Short task: Look through the listing below and give the number of lines that hold "administration". Say nothing more.

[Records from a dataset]

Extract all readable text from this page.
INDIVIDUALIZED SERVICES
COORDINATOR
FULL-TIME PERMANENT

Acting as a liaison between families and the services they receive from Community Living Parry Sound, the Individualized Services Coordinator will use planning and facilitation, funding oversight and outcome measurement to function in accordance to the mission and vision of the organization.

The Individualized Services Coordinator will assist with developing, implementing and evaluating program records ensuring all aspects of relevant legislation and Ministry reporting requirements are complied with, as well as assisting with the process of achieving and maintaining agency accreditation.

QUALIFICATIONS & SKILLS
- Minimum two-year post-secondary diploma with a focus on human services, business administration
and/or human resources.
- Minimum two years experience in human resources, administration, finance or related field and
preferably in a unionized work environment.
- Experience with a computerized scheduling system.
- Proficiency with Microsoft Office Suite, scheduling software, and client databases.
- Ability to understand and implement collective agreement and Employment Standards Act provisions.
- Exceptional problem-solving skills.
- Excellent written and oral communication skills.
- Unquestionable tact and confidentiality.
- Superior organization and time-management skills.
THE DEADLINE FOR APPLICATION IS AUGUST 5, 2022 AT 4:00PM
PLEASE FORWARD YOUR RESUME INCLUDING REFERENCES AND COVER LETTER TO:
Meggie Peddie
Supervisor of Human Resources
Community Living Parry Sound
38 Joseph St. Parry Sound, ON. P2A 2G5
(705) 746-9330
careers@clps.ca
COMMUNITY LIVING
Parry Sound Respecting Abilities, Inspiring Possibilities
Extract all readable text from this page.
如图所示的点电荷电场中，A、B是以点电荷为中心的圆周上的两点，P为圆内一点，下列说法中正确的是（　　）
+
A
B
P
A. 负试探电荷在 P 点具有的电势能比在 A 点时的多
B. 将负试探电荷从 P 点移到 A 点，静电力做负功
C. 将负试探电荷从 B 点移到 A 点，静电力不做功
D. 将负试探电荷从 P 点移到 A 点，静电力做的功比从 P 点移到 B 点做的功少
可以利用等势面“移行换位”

Full response: 2